[Extracts from a graphics dataset]
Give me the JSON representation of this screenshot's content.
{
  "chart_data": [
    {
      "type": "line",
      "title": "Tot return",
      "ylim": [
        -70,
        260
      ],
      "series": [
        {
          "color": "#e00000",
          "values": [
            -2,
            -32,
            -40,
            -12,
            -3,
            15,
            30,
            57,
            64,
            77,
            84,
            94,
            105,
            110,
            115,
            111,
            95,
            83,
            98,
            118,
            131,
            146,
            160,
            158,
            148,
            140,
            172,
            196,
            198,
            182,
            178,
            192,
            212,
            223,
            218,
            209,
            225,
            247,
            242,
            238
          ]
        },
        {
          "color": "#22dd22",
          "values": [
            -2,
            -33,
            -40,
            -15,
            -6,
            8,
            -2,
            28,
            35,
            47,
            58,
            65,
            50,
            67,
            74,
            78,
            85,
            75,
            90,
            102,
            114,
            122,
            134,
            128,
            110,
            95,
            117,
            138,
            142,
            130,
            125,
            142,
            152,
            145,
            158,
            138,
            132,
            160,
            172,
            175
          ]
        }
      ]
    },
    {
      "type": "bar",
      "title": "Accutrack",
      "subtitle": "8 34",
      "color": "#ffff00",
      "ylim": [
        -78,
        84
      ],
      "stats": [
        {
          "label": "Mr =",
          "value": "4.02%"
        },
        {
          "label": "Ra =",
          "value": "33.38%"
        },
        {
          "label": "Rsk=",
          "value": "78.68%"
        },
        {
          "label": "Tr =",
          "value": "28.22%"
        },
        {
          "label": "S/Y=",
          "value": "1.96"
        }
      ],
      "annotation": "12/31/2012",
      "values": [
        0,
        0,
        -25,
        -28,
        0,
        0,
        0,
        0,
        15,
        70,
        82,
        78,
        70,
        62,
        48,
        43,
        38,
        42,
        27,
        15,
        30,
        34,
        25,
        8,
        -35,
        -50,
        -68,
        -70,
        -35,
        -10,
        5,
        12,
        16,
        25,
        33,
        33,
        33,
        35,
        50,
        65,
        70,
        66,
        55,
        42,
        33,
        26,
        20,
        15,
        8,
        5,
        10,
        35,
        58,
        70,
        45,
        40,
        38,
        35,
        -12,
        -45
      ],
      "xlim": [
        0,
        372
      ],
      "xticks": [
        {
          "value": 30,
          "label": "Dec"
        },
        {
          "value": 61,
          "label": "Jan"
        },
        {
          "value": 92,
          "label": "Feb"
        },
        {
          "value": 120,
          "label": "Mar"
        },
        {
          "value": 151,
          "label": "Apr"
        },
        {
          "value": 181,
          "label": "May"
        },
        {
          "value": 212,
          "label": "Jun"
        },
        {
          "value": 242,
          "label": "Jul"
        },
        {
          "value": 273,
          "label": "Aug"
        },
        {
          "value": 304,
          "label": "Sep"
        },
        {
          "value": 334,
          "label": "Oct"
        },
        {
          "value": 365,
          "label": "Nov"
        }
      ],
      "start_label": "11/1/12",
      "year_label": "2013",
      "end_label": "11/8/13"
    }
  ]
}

What is expected »
Please output the complete data exactly.

Task response »
Give me the JSON representation of this screenshot's content.
{
  "chart_data": [
    {
      "type": "line",
      "title": "Tot return",
      "ylim": [
        -70,
        260
      ],
      "series": [
        {
          "color": "#e00000",
          "values": [
            -2,
            -32,
            -40,
            -12,
            -3,
            15,
            30,
            57,
            64,
            77,
            84,
            94,
            105,
            110,
            115,
            111,
            95,
            83,
            98,
            118,
            131,
            146,
            160,
            158,
            148,
            140,
            172,
            196,
            198,
            182,
            178,
            192,
            212,
            223,
            218,
            209,
            225,
            247,
            242,
            238
          ]
        },
        {
          "color": "#22dd22",
          "values": [
            -2,
            -33,
            -40,
            -15,
            -6,
            8,
            -2,
            28,
            35,
            47,
            58,
            65,
            50,
            67,
            74,
            78,
            85,
            75,
            90,
            102,
            114,
            122,
            134,
            128,
            110,
            95,
            117,
            138,
            142,
            130,
            125,
            142,
            152,
            145,
            158,
            138,
            132,
            160,
            172,
            175
          ]
        }
      ]
    },
    {
      "type": "bar",
      "title": "Accutrack",
      "subtitle": "8 34",
      "color": "#ffff00",
      "ylim": [
        -78,
        84
      ],
      "stats": [
        {
          "label": "Mr =",
          "value": "4.02%"
        },
        {
          "label": "Ra =",
          "value": "33.38%"
        },
        {
          "label": "Rsk=",
          "value": "78.68%"
        },
        {
          "label": "Tr =",
          "value": "28.22%"
        },
        {
          "label": "S/Y=",
          "value": "1.96"
        }
      ],
      "annotation": "12/31/2012",
      "values": [
        0,
        0,
        -25,
        -28,
        0,
        0,
        0,
        0,
        15,
        70,
        82,
        78,
        70,
        62,
        48,
        43,
        38,
        42,
        27,
        15,
        30,
        34,
        25,
        8,
        -35,
        -50,
        -68,
        -70,
        -35,
        -10,
        5,
        12,
        16,
        25,
        33,
        33,
        33,
        35,
        50,
        65,
        70,
        66,
        55,
        42,
        33,
        26,
        20,
        15,
        8,
        5,
        10,
        35,
        58,
        70,
        45,
        40,
        38,
        35,
        -12,
        -45
      ],
      "xlim": [
        0,
        372
      ],
      "xticks": [
        {
          "value": 30,
          "label": "Dec"
        },
        {
          "value": 61,
          "label": "Jan"
        },
        {
          "value": 92,
          "label": "Feb"
        },
        {
          "value": 120,
          "label": "Mar"
        },
        {
          "value": 151,
          "label": "Apr"
        },
        {
          "value": 181,
          "label": "May"
        },
        {
          "value": 212,
          "label": "Jun"
        },
        {
          "value": 242,
          "label": "Jul"
        },
        {
          "value": 273,
          "label": "Aug"
        },
        {
          "value": 304,
          "label": "Sep"
        },
        {
          "value": 334,
          "label": "Oct"
        },
        {
          "value": 365,
          "label": "Nov"
        }
      ],
      "start_label": "11/1/12",
      "year_label": "2013",
      "end_label": "11/8/13"
    }
  ]
}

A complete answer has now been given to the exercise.